→ WHAT IS ASKED
Copy out all of the material, matching it word for word.

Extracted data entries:
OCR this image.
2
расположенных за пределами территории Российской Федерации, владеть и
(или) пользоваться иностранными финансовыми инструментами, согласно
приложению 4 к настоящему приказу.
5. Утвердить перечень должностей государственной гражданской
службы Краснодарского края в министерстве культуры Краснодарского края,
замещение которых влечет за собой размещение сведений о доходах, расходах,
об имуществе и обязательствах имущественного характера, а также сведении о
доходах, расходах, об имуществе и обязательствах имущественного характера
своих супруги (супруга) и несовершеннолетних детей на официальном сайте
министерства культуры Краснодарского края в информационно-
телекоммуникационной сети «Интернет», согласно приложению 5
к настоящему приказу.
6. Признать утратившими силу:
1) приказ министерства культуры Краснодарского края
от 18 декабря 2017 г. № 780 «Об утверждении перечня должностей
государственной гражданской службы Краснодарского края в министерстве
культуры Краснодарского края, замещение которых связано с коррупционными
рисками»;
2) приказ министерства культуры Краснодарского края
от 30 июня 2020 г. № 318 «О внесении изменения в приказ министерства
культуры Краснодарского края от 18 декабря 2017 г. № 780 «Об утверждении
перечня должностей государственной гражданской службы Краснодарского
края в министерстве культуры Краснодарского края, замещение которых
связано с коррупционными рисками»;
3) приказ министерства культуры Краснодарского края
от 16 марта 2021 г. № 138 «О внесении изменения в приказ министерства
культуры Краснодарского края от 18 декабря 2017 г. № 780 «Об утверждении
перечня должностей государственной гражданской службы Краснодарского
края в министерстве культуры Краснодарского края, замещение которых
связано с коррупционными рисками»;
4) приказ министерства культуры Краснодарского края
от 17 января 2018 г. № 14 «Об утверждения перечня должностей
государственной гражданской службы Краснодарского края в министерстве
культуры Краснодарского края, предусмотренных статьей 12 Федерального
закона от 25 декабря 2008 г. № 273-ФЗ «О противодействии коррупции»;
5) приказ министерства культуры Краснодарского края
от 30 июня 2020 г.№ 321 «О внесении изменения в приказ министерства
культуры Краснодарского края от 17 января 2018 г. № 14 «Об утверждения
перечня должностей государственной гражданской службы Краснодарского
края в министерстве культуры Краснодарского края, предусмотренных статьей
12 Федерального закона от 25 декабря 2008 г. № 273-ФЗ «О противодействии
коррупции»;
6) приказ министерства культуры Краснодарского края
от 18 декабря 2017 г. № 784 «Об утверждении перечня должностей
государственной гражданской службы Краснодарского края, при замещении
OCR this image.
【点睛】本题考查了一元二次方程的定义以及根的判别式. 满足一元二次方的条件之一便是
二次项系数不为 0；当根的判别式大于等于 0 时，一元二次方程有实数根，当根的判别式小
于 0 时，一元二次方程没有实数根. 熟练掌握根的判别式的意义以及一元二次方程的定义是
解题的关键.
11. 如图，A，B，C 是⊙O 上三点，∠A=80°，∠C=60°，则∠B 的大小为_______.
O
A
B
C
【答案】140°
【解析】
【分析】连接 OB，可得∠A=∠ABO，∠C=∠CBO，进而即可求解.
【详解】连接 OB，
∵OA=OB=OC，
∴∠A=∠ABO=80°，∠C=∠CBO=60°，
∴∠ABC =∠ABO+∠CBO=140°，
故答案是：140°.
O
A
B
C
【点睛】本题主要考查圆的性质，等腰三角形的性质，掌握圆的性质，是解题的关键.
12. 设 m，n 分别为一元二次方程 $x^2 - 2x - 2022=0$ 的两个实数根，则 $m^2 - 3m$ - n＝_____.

→ EXERCISE RESPONSE
OCR this image.
2
расположенных за пределами территории Российской Федерации, владеть и
(или) пользоваться иностранными финансовыми инструментами, согласно
приложению 4 к настоящему приказу.
5. Утвердить перечень должностей государственной гражданской
службы Краснодарского края в министерстве культуры Краснодарского края,
замещение которых влечет за собой размещение сведений о доходах, расходах,
об имуществе и обязательствах имущественного характера, а также сведении о
доходах, расходах, об имуществе и обязательствах имущественного характера
своих супруги (супруга) и несовершеннолетних детей на официальном сайте
министерства культуры Краснодарского края в информационно-
телекоммуникационной сети «Интернет», согласно приложению 5
к настоящему приказу.
6. Признать утратившими силу:
1) приказ министерства культуры Краснодарского края
от 18 декабря 2017 г. № 780 «Об утверждении перечня должностей
государственной гражданской службы Краснодарского края в министерстве
культуры Краснодарского края, замещение которых связано с коррупционными
рисками»;
2) приказ министерства культуры Краснодарского края
от 30 июня 2020 г. № 318 «О внесении изменения в приказ министерства
культуры Краснодарского края от 18 декабря 2017 г. № 780 «Об утверждении
перечня должностей государственной гражданской службы Краснодарского
края в министерстве культуры Краснодарского края, замещение которых
связано с коррупционными рисками»;
3) приказ министерства культуры Краснодарского края
от 16 марта 2021 г. № 138 «О внесении изменения в приказ министерства
культуры Краснодарского края от 18 декабря 2017 г. № 780 «Об утверждении
перечня должностей государственной гражданской службы Краснодарского
края в министерстве культуры Краснодарского края, замещение которых
связано с коррупционными рисками»;
4) приказ министерства культуры Краснодарского края
от 17 января 2018 г. № 14 «Об утверждения перечня должностей
государственной гражданской службы Краснодарского края в министерстве
культуры Краснодарского края, предусмотренных статьей 12 Федерального
закона от 25 декабря 2008 г. № 273-ФЗ «О противодействии коррупции»;
5) приказ министерства культуры Краснодарского края
от 30 июня 2020 г.№ 321 «О внесении изменения в приказ министерства
культуры Краснодарского края от 17 января 2018 г. № 14 «Об утверждения
перечня должностей государственной гражданской службы Краснодарского
края в министерстве культуры Краснодарского края, предусмотренных статьей
12 Федерального закона от 25 декабря 2008 г. № 273-ФЗ «О противодействии
коррупции»;
6) приказ министерства культуры Краснодарского края
от 18 декабря 2017 г. № 784 «Об утверждении перечня должностей
государственной гражданской службы Краснодарского края, при замещении
OCR this image.
【点睛】本题考查了一元二次方程的定义以及根的判别式. 满足一元二次方的条件之一便是
二次项系数不为 0；当根的判别式大于等于 0 时，一元二次方程有实数根，当根的判别式小
于 0 时，一元二次方程没有实数根. 熟练掌握根的判别式的意义以及一元二次方程的定义是
解题的关键.
11. 如图，A，B，C 是⊙O 上三点，∠A=80°，∠C=60°，则∠B 的大小为_______.
O
A
B
C
【答案】140°
【解析】
【分析】连接 OB，可得∠A=∠ABO，∠C=∠CBO，进而即可求解.
【详解】连接 OB，
∵OA=OB=OC，
∴∠A=∠ABO=80°，∠C=∠CBO=60°，
∴∠ABC =∠ABO+∠CBO=140°，
故答案是：140°.
O
A
B
C
【点睛】本题主要考查圆的性质，等腰三角形的性质，掌握圆的性质，是解题的关键.
12. 设 m，n 分别为一元二次方程 $x^2 - 2x - 2022=0$ 的两个实数根，则 $m^2 - 3m$ - n＝_____.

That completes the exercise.